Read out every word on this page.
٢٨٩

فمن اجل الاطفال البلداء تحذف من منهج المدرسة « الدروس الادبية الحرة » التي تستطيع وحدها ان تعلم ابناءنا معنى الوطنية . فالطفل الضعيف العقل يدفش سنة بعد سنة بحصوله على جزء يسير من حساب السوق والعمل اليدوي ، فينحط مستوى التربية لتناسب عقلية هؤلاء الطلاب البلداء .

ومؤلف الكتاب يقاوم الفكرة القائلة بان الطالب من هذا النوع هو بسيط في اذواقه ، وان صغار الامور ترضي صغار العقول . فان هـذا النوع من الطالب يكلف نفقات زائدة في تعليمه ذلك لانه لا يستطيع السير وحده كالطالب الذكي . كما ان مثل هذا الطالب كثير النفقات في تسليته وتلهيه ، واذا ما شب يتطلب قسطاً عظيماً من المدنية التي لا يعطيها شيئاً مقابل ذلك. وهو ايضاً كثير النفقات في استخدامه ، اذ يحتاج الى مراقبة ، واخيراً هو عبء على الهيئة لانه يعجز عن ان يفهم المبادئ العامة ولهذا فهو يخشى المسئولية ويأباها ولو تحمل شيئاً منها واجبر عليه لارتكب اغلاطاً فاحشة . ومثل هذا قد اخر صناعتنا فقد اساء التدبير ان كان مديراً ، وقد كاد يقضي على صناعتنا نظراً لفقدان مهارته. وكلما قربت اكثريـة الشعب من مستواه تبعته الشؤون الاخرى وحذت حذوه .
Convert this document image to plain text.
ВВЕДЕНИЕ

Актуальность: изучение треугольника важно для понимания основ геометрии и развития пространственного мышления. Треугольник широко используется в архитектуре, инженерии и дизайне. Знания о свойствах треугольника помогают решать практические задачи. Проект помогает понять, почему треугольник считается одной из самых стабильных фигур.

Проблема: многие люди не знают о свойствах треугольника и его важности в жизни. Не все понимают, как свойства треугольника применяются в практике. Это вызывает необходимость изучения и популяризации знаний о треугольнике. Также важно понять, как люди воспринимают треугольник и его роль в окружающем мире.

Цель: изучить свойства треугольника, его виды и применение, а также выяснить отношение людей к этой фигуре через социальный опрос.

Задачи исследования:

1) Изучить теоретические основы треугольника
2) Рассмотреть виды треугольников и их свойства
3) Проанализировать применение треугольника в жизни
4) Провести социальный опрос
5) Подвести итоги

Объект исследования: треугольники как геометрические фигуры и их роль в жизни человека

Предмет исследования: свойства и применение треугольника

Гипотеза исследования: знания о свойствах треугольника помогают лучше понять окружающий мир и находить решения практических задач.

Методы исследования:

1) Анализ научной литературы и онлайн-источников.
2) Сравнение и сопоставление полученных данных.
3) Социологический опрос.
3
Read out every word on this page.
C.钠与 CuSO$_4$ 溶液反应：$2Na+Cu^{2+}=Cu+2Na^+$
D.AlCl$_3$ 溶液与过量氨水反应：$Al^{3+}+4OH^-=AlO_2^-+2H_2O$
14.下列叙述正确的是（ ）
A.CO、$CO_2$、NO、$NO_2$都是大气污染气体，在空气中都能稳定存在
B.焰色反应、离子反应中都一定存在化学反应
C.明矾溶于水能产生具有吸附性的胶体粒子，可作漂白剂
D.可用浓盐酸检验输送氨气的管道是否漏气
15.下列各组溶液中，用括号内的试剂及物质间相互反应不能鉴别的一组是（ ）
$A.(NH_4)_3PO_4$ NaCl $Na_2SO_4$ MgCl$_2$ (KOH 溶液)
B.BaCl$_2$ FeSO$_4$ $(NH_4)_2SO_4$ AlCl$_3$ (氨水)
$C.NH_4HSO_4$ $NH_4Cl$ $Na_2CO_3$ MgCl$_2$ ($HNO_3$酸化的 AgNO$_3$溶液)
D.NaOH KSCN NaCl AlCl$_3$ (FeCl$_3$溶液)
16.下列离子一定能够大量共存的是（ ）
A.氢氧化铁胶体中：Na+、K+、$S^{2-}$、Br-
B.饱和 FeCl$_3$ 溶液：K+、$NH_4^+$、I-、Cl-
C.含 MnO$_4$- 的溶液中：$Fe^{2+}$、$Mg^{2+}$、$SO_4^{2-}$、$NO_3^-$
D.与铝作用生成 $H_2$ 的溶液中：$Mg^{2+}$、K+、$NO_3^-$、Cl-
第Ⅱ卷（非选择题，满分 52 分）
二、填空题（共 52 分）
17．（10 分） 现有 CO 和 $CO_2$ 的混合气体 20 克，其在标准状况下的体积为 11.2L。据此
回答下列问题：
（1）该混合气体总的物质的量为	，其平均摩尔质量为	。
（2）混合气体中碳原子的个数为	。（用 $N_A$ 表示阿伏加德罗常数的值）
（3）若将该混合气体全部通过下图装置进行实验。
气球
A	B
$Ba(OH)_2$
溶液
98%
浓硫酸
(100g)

────────────────────────────────────────

Problem to work on
Repeat the listing above without any change.

Exercise answer
Read out every word on this page.
٢٨٩

فمن اجل الاطفال البلداء تحذف من منهج المدرسة « الدروس الادبية الحرة » التي تستطيع وحدها ان تعلم ابناءنا معنى الوطنية . فالطفل الضعيف العقل يدفش سنة بعد سنة بحصوله على جزء يسير من حساب السوق والعمل اليدوي ، فينحط مستوى التربية لتناسب عقلية هؤلاء الطلاب البلداء .

ومؤلف الكتاب يقاوم الفكرة القائلة بان الطالب من هذا النوع هو بسيط في اذواقه ، وان صغار الامور ترضي صغار العقول . فان هـذا النوع من الطالب يكلف نفقات زائدة في تعليمه ذلك لانه لا يستطيع السير وحده كالطالب الذكي . كما ان مثل هذا الطالب كثير النفقات في تسليته وتلهيه ، واذا ما شب يتطلب قسطاً عظيماً من المدنية التي لا يعطيها شيئاً مقابل ذلك. وهو ايضاً كثير النفقات في استخدامه ، اذ يحتاج الى مراقبة ، واخيراً هو عبء على الهيئة لانه يعجز عن ان يفهم المبادئ العامة ولهذا فهو يخشى المسئولية ويأباها ولو تحمل شيئاً منها واجبر عليه لارتكب اغلاطاً فاحشة . ومثل هذا قد اخر صناعتنا فقد اساء التدبير ان كان مديراً ، وقد كاد يقضي على صناعتنا نظراً لفقدان مهارته. وكلما قربت اكثريـة الشعب من مستواه تبعته الشؤون الاخرى وحذت حذوه .
Convert this document image to plain text.
ВВЕДЕНИЕ

Актуальность: изучение треугольника важно для понимания основ геометрии и развития пространственного мышления. Треугольник широко используется в архитектуре, инженерии и дизайне. Знания о свойствах треугольника помогают решать практические задачи. Проект помогает понять, почему треугольник считается одной из самых стабильных фигур.

Проблема: многие люди не знают о свойствах треугольника и его важности в жизни. Не все понимают, как свойства треугольника применяются в практике. Это вызывает необходимость изучения и популяризации знаний о треугольнике. Также важно понять, как люди воспринимают треугольник и его роль в окружающем мире.

Цель: изучить свойства треугольника, его виды и применение, а также выяснить отношение людей к этой фигуре через социальный опрос.

Задачи исследования:

1) Изучить теоретические основы треугольника
2) Рассмотреть виды треугольников и их свойства
3) Проанализировать применение треугольника в жизни
4) Провести социальный опрос
5) Подвести итоги

Объект исследования: треугольники как геометрические фигуры и их роль в жизни человека

Предмет исследования: свойства и применение треугольника

Гипотеза исследования: знания о свойствах треугольника помогают лучше понять окружающий мир и находить решения практических задач.

Методы исследования:

1) Анализ научной литературы и онлайн-источников.
2) Сравнение и сопоставление полученных данных.
3) Социологический опрос.
3
Read out every word on this page.
C.钠与 CuSO$_4$ 溶液反应：$2Na+Cu^{2+}=Cu+2Na^+$
D.AlCl$_3$ 溶液与过量氨水反应：$Al^{3+}+4OH^-=AlO_2^-+2H_2O$
14.下列叙述正确的是（ ）
A.CO、$CO_2$、NO、$NO_2$都是大气污染气体，在空气中都能稳定存在
B.焰色反应、离子反应中都一定存在化学反应
C.明矾溶于水能产生具有吸附性的胶体粒子，可作漂白剂
D.可用浓盐酸检验输送氨气的管道是否漏气
15.下列各组溶液中，用括号内的试剂及物质间相互反应不能鉴别的一组是（ ）
$A.(NH_4)_3PO_4$ NaCl $Na_2SO_4$ MgCl$_2$ (KOH 溶液)
B.BaCl$_2$ FeSO$_4$ $(NH_4)_2SO_4$ AlCl$_3$ (氨水)
$C.NH_4HSO_4$ $NH_4Cl$ $Na_2CO_3$ MgCl$_2$ ($HNO_3$酸化的 AgNO$_3$溶液)
D.NaOH KSCN NaCl AlCl$_3$ (FeCl$_3$溶液)
16.下列离子一定能够大量共存的是（ ）
A.氢氧化铁胶体中：Na+、K+、$S^{2-}$、Br-
B.饱和 FeCl$_3$ 溶液：K+、$NH_4^+$、I-、Cl-
C.含 MnO$_4$- 的溶液中：$Fe^{2+}$、$Mg^{2+}$、$SO_4^{2-}$、$NO_3^-$
D.与铝作用生成 $H_2$ 的溶液中：$Mg^{2+}$、K+、$NO_3^-$、Cl-
第Ⅱ卷（非选择题，满分 52 分）
二、填空题（共 52 分）
17．（10 分） 现有 CO 和 $CO_2$ 的混合气体 20 克，其在标准状况下的体积为 11.2L。据此
回答下列问题：
（1）该混合气体总的物质的量为	，其平均摩尔质量为	。
（2）混合气体中碳原子的个数为	。（用 $N_A$ 表示阿伏加德罗常数的值）
（3）若将该混合气体全部通过下图装置进行实验。
气球
A	B
$Ba(OH)_2$
溶液
98%
浓硫酸
(100g)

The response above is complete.